▶ Records
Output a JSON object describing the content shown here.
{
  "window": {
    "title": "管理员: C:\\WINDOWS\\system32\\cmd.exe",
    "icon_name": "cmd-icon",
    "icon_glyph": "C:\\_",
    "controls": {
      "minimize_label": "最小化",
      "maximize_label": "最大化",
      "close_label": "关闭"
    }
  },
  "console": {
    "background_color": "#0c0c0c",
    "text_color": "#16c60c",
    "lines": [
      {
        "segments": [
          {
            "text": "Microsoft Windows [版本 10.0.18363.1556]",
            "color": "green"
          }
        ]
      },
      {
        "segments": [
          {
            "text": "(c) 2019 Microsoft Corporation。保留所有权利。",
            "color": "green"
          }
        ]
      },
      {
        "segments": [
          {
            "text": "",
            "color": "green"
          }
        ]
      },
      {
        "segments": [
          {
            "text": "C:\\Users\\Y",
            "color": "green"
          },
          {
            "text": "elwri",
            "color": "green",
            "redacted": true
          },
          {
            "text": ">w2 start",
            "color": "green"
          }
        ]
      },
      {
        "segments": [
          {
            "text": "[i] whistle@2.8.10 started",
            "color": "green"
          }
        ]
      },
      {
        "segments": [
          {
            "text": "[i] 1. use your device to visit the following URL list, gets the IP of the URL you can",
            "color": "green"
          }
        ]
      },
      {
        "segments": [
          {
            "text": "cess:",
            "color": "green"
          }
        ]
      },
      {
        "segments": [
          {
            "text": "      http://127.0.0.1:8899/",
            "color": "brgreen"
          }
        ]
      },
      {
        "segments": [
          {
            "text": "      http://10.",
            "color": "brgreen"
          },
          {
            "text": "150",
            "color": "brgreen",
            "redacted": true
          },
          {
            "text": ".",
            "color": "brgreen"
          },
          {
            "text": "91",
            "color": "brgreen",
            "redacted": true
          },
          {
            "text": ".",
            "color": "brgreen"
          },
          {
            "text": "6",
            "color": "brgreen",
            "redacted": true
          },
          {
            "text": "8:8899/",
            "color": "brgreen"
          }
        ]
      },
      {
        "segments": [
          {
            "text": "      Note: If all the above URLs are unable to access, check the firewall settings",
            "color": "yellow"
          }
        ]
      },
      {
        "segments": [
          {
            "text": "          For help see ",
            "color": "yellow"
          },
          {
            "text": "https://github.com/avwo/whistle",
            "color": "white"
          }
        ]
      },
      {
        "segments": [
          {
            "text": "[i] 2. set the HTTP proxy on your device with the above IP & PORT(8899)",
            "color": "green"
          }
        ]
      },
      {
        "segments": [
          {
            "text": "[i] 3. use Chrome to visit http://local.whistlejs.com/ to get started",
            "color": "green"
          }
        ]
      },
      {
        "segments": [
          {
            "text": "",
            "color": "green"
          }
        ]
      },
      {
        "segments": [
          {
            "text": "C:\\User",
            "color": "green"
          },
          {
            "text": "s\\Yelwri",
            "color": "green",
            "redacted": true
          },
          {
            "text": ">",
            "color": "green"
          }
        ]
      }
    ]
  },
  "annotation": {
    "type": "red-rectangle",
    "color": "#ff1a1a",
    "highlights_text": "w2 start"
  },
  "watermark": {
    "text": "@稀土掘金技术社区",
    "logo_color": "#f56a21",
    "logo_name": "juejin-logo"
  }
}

▶ Directions for this task
Give only the count of lines in this material that contain the string "device".

▶ Full output
2